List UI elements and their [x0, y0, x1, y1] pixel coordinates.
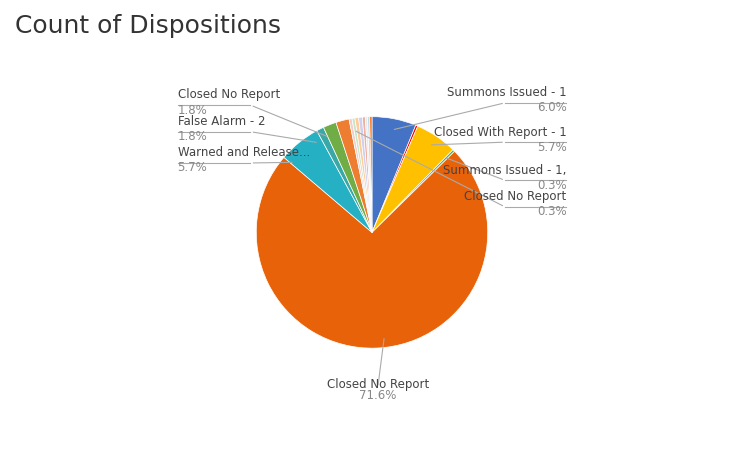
Wedge shape — [365, 118, 372, 233]
Text: 6.0%: 6.0% — [536, 101, 566, 114]
Wedge shape — [349, 119, 372, 233]
Wedge shape — [372, 127, 453, 233]
Text: Warned and Release...: Warned and Release... — [178, 146, 310, 159]
Wedge shape — [362, 118, 372, 233]
Wedge shape — [359, 118, 372, 233]
Text: 5.7%: 5.7% — [536, 140, 566, 153]
Text: 5.7%: 5.7% — [178, 161, 208, 174]
Wedge shape — [355, 118, 372, 233]
Text: 71.6%: 71.6% — [359, 388, 397, 402]
Text: Closed With Report - 1: Closed With Report - 1 — [434, 125, 566, 138]
Wedge shape — [284, 131, 372, 233]
Wedge shape — [372, 151, 455, 233]
Text: Summons Issued - 1: Summons Issued - 1 — [447, 86, 566, 99]
Text: 0.3%: 0.3% — [537, 205, 566, 218]
Wedge shape — [372, 126, 418, 233]
Text: Summons Issued - 1,: Summons Issued - 1, — [443, 163, 566, 176]
Wedge shape — [324, 123, 372, 233]
Wedge shape — [256, 152, 488, 348]
Text: Closed No Report: Closed No Report — [464, 190, 566, 203]
Text: 1.8%: 1.8% — [178, 103, 208, 116]
Wedge shape — [372, 118, 416, 233]
Wedge shape — [336, 120, 372, 233]
Text: 0.3%: 0.3% — [537, 179, 566, 191]
Text: 1.8%: 1.8% — [178, 130, 208, 143]
Text: False Alarm - 2: False Alarm - 2 — [178, 115, 265, 128]
Wedge shape — [317, 128, 372, 233]
Wedge shape — [370, 118, 372, 233]
Text: Closed No Report: Closed No Report — [327, 377, 429, 390]
Text: Closed No Report: Closed No Report — [178, 88, 280, 101]
Text: Count of Dispositions: Count of Dispositions — [15, 14, 281, 38]
Wedge shape — [352, 119, 372, 233]
Wedge shape — [368, 118, 372, 233]
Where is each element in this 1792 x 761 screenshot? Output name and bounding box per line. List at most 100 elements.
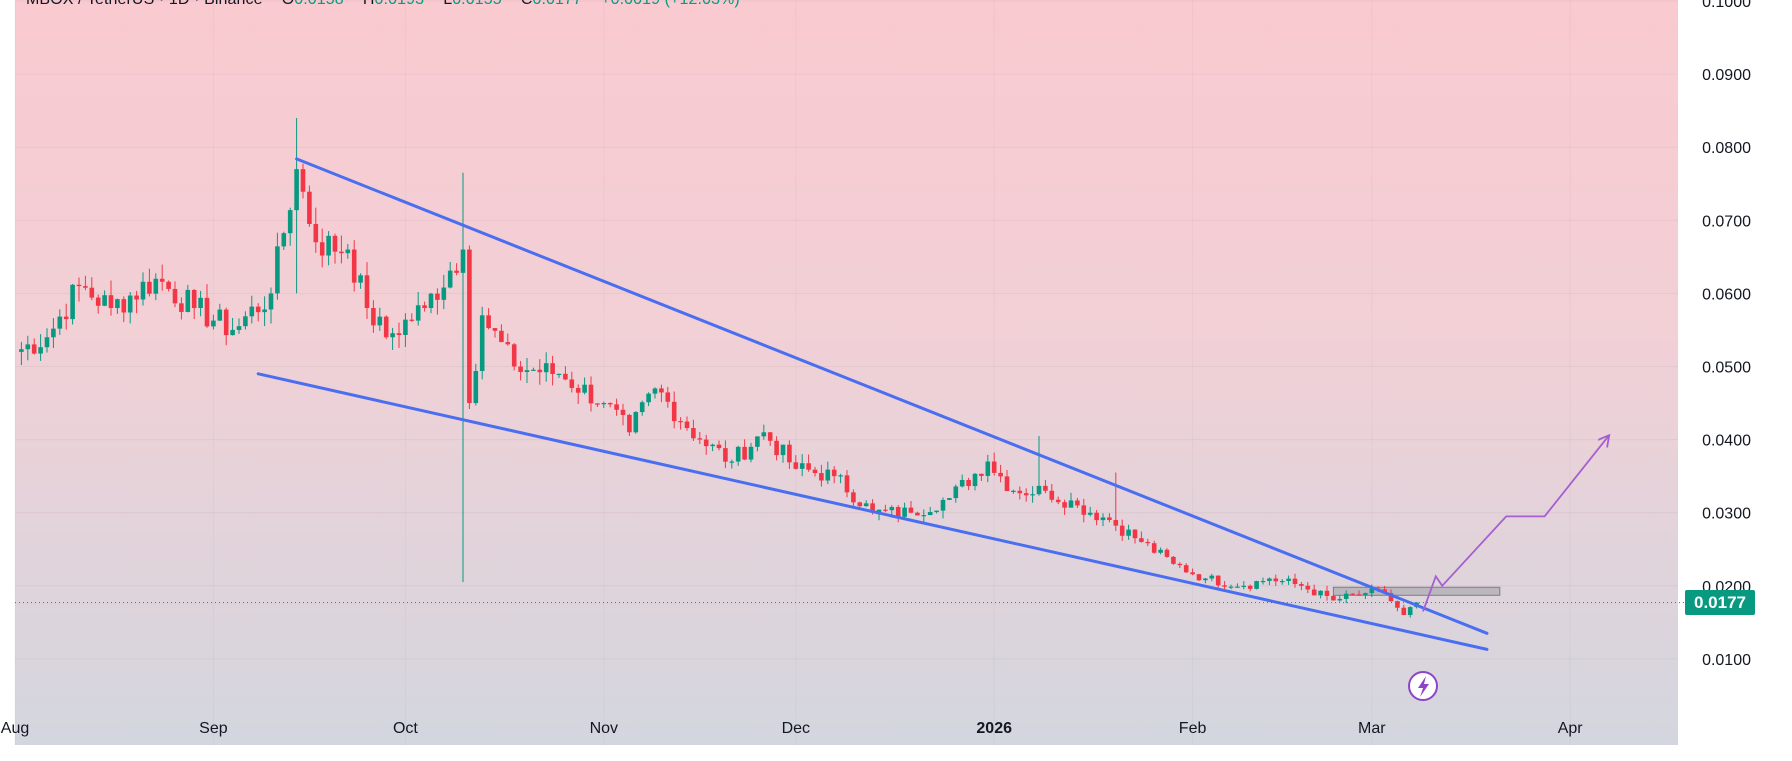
- candle-body: [147, 281, 152, 294]
- candle-body: [998, 472, 1003, 477]
- candle-body: [255, 306, 261, 313]
- candle-body: [1177, 563, 1183, 566]
- candle-body: [812, 469, 818, 474]
- candle-body: [671, 401, 677, 422]
- candle-body: [1062, 502, 1067, 508]
- candle-body: [543, 363, 549, 373]
- candle-body: [1075, 500, 1080, 506]
- candle-body: [281, 233, 287, 247]
- candle-body: [806, 463, 811, 470]
- candle-body: [1151, 543, 1157, 553]
- y-tick-label: 0.0700: [1702, 213, 1751, 230]
- candle-body: [799, 463, 805, 469]
- candle-body: [1305, 585, 1311, 590]
- candle-body: [831, 469, 837, 477]
- candle-body: [697, 438, 703, 440]
- candle-body: [684, 421, 690, 429]
- candle-body: [1260, 580, 1266, 583]
- drawing-layer[interactable]: [15, 157, 1684, 651]
- y-tick-label: 0.0900: [1702, 67, 1751, 84]
- candle-body: [1279, 580, 1285, 583]
- candle-body: [556, 373, 562, 376]
- candle-body: [915, 512, 920, 516]
- candle-body: [268, 293, 274, 310]
- y-tick-label: 0.0800: [1702, 140, 1751, 157]
- candle-body: [646, 393, 651, 403]
- candle-body: [134, 295, 139, 300]
- candle-body: [307, 191, 312, 224]
- candle-body: [121, 299, 127, 313]
- projection-path[interactable]: [1422, 436, 1609, 612]
- candle-body: [364, 275, 370, 309]
- candle-body: [345, 249, 351, 254]
- candle-body: [95, 297, 101, 306]
- candle-body: [550, 363, 555, 375]
- candle-body: [19, 349, 24, 352]
- upper-trendline[interactable]: [295, 157, 1489, 635]
- candle-body: [774, 440, 779, 456]
- x-tick-label: Aug: [1, 720, 29, 737]
- candle-body: [294, 169, 299, 211]
- y-tick-label: 0.0500: [1702, 360, 1751, 377]
- candle-body: [441, 287, 447, 300]
- candle-body: [723, 448, 728, 462]
- time-axis[interactable]: Aug Sep Oct Nov Dec 2026 Feb Mar Apr: [1, 720, 1584, 737]
- candle-body: [883, 509, 888, 511]
- candle-body: [569, 379, 575, 388]
- close-value: 0.0177: [532, 0, 582, 8]
- candle-body: [262, 309, 267, 313]
- candle-body: [793, 462, 799, 469]
- candle-body: [825, 469, 831, 481]
- price-axis[interactable]: 0.01000.02000.03000.04000.05000.06000.07…: [1702, 0, 1751, 669]
- candle-body: [1267, 578, 1272, 581]
- candle-body: [454, 270, 459, 273]
- candle-body: [185, 289, 191, 312]
- candle-body: [486, 315, 491, 329]
- candle-body: [492, 328, 498, 331]
- candle-body: [76, 284, 82, 287]
- candle-body: [947, 498, 952, 500]
- candle-body: [735, 446, 741, 462]
- candle-body: [179, 303, 184, 312]
- candle-body: [1107, 517, 1112, 521]
- candle-body: [275, 246, 280, 294]
- candle-body: [300, 169, 306, 192]
- candle-body: [1113, 520, 1119, 526]
- candle-body: [927, 512, 933, 516]
- candle-body: [1094, 512, 1099, 521]
- x-tick-label: Sep: [199, 720, 228, 737]
- candle-body: [1196, 574, 1202, 581]
- candle-body: [863, 503, 869, 507]
- flash-icon[interactable]: [1408, 671, 1438, 701]
- candle-body: [518, 366, 523, 373]
- high-value: 0.0193: [375, 0, 425, 8]
- open-value: 0.0158: [294, 0, 344, 8]
- candle-body: [1215, 575, 1221, 586]
- candle-body: [1068, 500, 1074, 508]
- candle-body: [319, 242, 325, 256]
- lower-trendline[interactable]: [256, 372, 1489, 651]
- interval-label: 1D: [169, 0, 190, 8]
- candle-body: [1273, 578, 1279, 582]
- symbol-legend[interactable]: MBOX / TetherUS · 1D · Binance O0.0158 H…: [26, 0, 740, 9]
- low-label: L: [443, 0, 452, 8]
- candle-body: [166, 281, 171, 289]
- candle-body: [358, 275, 363, 283]
- candle-body: [1286, 578, 1291, 581]
- candle-body: [31, 344, 37, 354]
- candle-body: [1036, 485, 1042, 495]
- candle-body: [607, 403, 613, 405]
- candle-body: [1254, 581, 1259, 589]
- candle-body: [1017, 490, 1023, 494]
- candle-body: [1049, 490, 1055, 500]
- candle-body: [473, 370, 479, 404]
- candle-body: [787, 444, 792, 463]
- candle-body: [1395, 601, 1400, 608]
- candle-body: [287, 210, 293, 234]
- candle-body: [89, 287, 95, 298]
- candle-body: [409, 319, 415, 321]
- candle-body: [339, 251, 344, 254]
- candle-body: [326, 235, 331, 256]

---+---

EXERCISE:
Can you reproduce all the material above with every "Wedge shape" renamed to "Pie slice" and nothing else changed? Leave out the pictures.

WRITTEN RESPONSE:
List UI elements and their [x0, y0, x1, y1] pixel coordinates.
Pie slice — [365, 118, 372, 233]
Text: 6.0%: 6.0% — [536, 101, 566, 114]
Pie slice — [349, 119, 372, 233]
Pie slice — [372, 127, 453, 233]
Text: Warned and Release...: Warned and Release... — [178, 146, 310, 159]
Pie slice — [362, 118, 372, 233]
Pie slice — [359, 118, 372, 233]
Text: 5.7%: 5.7% — [536, 140, 566, 153]
Text: 5.7%: 5.7% — [178, 161, 208, 174]
Pie slice — [355, 118, 372, 233]
Text: 71.6%: 71.6% — [359, 388, 397, 402]
Text: Closed With Report - 1: Closed With Report - 1 — [434, 125, 566, 138]
Pie slice — [284, 131, 372, 233]
Pie slice — [372, 151, 455, 233]
Text: Summons Issued - 1: Summons Issued - 1 — [447, 86, 566, 99]
Text: 0.3%: 0.3% — [537, 205, 566, 218]
Pie slice — [372, 126, 418, 233]
Text: Summons Issued - 1,: Summons Issued - 1, — [443, 163, 566, 176]
Pie slice — [324, 123, 372, 233]
Pie slice — [256, 152, 488, 348]
Text: Closed No Report: Closed No Report — [464, 190, 566, 203]
Text: 1.8%: 1.8% — [178, 103, 208, 116]
Pie slice — [372, 118, 416, 233]
Pie slice — [336, 120, 372, 233]
Text: 0.3%: 0.3% — [537, 179, 566, 191]
Text: 1.8%: 1.8% — [178, 130, 208, 143]
Text: False Alarm - 2: False Alarm - 2 — [178, 115, 265, 128]
Pie slice — [317, 128, 372, 233]
Pie slice — [370, 118, 372, 233]
Text: Closed No Report: Closed No Report — [327, 377, 429, 390]
Text: Closed No Report: Closed No Report — [178, 88, 280, 101]
Text: Count of Dispositions: Count of Dispositions — [15, 14, 281, 38]
Pie slice — [352, 119, 372, 233]
Pie slice — [368, 118, 372, 233]
Where is each element in this 1792 x 761 screenshot? Output name and bounding box per line. List at most 100 elements.
- candle-body: [147, 281, 152, 294]
- candle-body: [998, 472, 1003, 477]
- candle-body: [255, 306, 261, 313]
- candle-body: [1177, 563, 1183, 566]
- candle-body: [812, 469, 818, 474]
- candle-body: [671, 401, 677, 422]
- candle-body: [1062, 502, 1067, 508]
- candle-body: [543, 363, 549, 373]
- candle-body: [1075, 500, 1080, 506]
- candle-body: [281, 233, 287, 247]
- candle-body: [806, 463, 811, 470]
- candle-body: [1151, 543, 1157, 553]
- y-tick-label: 0.0700: [1702, 213, 1751, 230]
- candle-body: [799, 463, 805, 469]
- candle-body: [1305, 585, 1311, 590]
- candle-body: [831, 469, 837, 477]
- candle-body: [697, 438, 703, 440]
- candle-body: [684, 421, 690, 429]
- candle-body: [1260, 580, 1266, 583]
- drawing-layer[interactable]: [15, 157, 1684, 651]
- y-tick-label: 0.0900: [1702, 67, 1751, 84]
- candle-body: [1279, 580, 1285, 583]
- candle-body: [556, 373, 562, 376]
- candle-body: [915, 512, 920, 516]
- candle-body: [268, 293, 274, 310]
- y-tick-label: 0.0800: [1702, 140, 1751, 157]
- candle-body: [646, 393, 651, 403]
- candle-body: [134, 295, 139, 300]
- candle-body: [307, 191, 312, 224]
- candle-body: [121, 299, 127, 313]
- projection-path[interactable]: [1422, 436, 1609, 612]
- candle-body: [364, 275, 370, 309]
- candle-body: [345, 249, 351, 254]
- candle-body: [95, 297, 101, 306]
- candle-body: [550, 363, 555, 375]
- candle-body: [19, 349, 24, 352]
- upper-trendline[interactable]: [295, 157, 1489, 635]
- candle-body: [774, 440, 779, 456]
- x-tick-label: Aug: [1, 720, 29, 737]
- candle-body: [294, 169, 299, 211]
- y-tick-label: 0.0500: [1702, 360, 1751, 377]
- candle-body: [441, 287, 447, 300]
- candle-body: [723, 448, 728, 462]
- time-axis[interactable]: Aug Sep Oct Nov Dec 2026 Feb Mar Apr: [1, 720, 1584, 737]
- candle-body: [883, 509, 888, 511]
- candle-body: [569, 379, 575, 388]
- close-value: 0.0177: [532, 0, 582, 8]
- candle-body: [262, 309, 267, 313]
- candle-body: [793, 462, 799, 469]
- candle-body: [825, 469, 831, 481]
- price-axis[interactable]: 0.01000.02000.03000.04000.05000.06000.07…: [1702, 0, 1751, 669]
- candle-body: [1267, 578, 1272, 581]
- candle-body: [454, 270, 459, 273]
- candle-body: [185, 289, 191, 312]
- candle-body: [486, 315, 491, 329]
- candle-body: [492, 328, 498, 331]
- candle-body: [76, 284, 82, 287]
- candle-body: [947, 498, 952, 500]
- candle-body: [735, 446, 741, 462]
- candle-body: [179, 303, 184, 312]
- candle-body: [1107, 517, 1112, 521]
- candle-body: [275, 246, 280, 294]
- candle-body: [300, 169, 306, 192]
- candle-body: [1113, 520, 1119, 526]
- candle-body: [927, 512, 933, 516]
- candle-body: [1094, 512, 1099, 521]
- x-tick-label: Sep: [199, 720, 228, 737]
- candle-body: [1196, 574, 1202, 581]
- candle-body: [863, 503, 869, 507]
- flash-icon[interactable]: [1408, 671, 1438, 701]
- candle-body: [518, 366, 523, 373]
- high-value: 0.0193: [375, 0, 425, 8]
- open-value: 0.0158: [294, 0, 344, 8]
- candle-body: [1215, 575, 1221, 586]
- candle-body: [1068, 500, 1074, 508]
- candle-body: [319, 242, 325, 256]
- lower-trendline[interactable]: [256, 372, 1489, 651]
- interval-label: 1D: [169, 0, 190, 8]
- candle-body: [1273, 578, 1279, 582]
- symbol-legend[interactable]: MBOX / TetherUS · 1D · Binance O0.0158 H…: [26, 0, 740, 9]
- low-label: L: [443, 0, 452, 8]
- candle-body: [166, 281, 171, 289]
- candle-body: [358, 275, 363, 283]
- candle-body: [1286, 578, 1291, 581]
- candle-body: [31, 344, 37, 354]
- candle-body: [1036, 485, 1042, 495]
- candle-body: [607, 403, 613, 405]
- candle-body: [1254, 581, 1259, 589]
- candle-body: [1017, 490, 1023, 494]
- candle-body: [1049, 490, 1055, 500]
- candle-body: [473, 370, 479, 404]
- candle-body: [787, 444, 792, 463]
- candle-body: [1395, 601, 1400, 608]
- candle-body: [287, 210, 293, 234]
- candle-body: [89, 287, 95, 298]
- candle-body: [409, 319, 415, 321]
- candle-body: [339, 251, 344, 254]
- candle-body: [326, 235, 331, 256]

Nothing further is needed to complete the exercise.